> [TEKS BACAAN]:
----------------

PENULIS
Muhamad Fagi Difinubun
Dosen Universitas Amal Ilmiah Yapis Wamena
_JEJAK OPINI_
Gerakan pembebasan terhadap perempuan seringkali diwarnai dengan narasi-narasi pertentangan antara laki-laki dan perempuan. Teori patriarki yang menganggap penyebab penindasan terhadap perempuan adalah superioritas laki-laki dan budaya yang mengkonstruk perempuan menjadi manusia kelas dua juga turut melanggengkan pertentangan ok antara laki-laki dan perempuan. Meskipun banyak dalam gerakan perempuan yang mengatakan bahwa musuh utama bukanlah laki-laki tetapi yang harus dilawan adalah budaya patriarki, akan tetapi perlu kita ingat bahwa arus utama yang dibawa oleh teori patriarki adalah dominasi laki-laki.
Patriarki adalah sebuah sistem sosial-politik yang mendukung dengan tegas bahwa laki-laki secara menyeluruh mendominasi dan lebih unggul dari segalanya dan kepada semua orang khususnya perempuan, dan mempertahankan dominasi tersebut melalui berbagai bentuk kekerasan. Pemahaman demikian yang banyak digandrungi oleh gerakan perempuan, yang menurut penulis dapat mengaburkan akar dari penindasan terhadap perempuan dan justru menimbulkan sentiment-sentimen di dalam gerakan.
Kalangan yang mendaku menjadi feminis radikal misalnya, ia melihat bahwa problem utamanya adalah patriarki, memposisikan jika perempuan adalah satu kelas dan laki-laki adalah kelas lain. Coba kita bayangkan, andaikata gerakan kita adalah gerakan melawan satu manusia dan manusia yang lain (perempuan vs laki-laki), tentu yang ada bukanlah keadilan dan kesetaraan justru akan menimbulkan dominasi satu atas yang lain. Siapa yang kalah dan siapa yang menang. Sementara di lain hal, sistem yang mendasari penindasan terhadap perempuan terus berlangsung.

----------------

> [CUPLIKAN DATA]:
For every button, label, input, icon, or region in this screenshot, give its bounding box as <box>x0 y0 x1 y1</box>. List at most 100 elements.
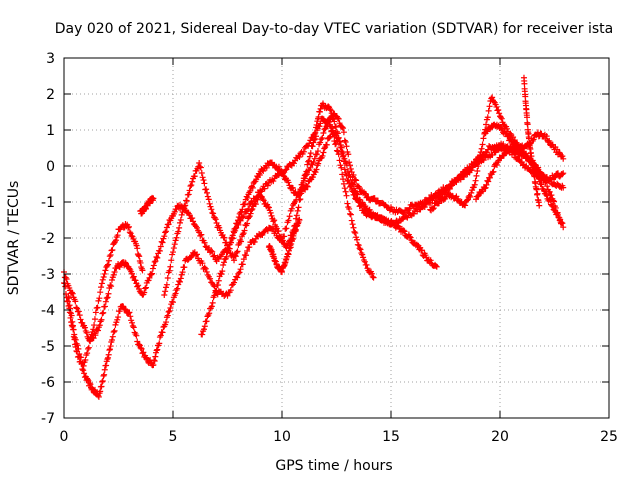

----------------

> [KERJAKAN INI]:
Menurut teks bacaan tentang patriarki, dengan cara apa sistem patriarki mempertahankan dominasi laki-laki? Gunakan hanya teks bacaan sebagai sumber jawaban.

> [JAWABAN]:
Melalui berbagai bentuk kekerasan.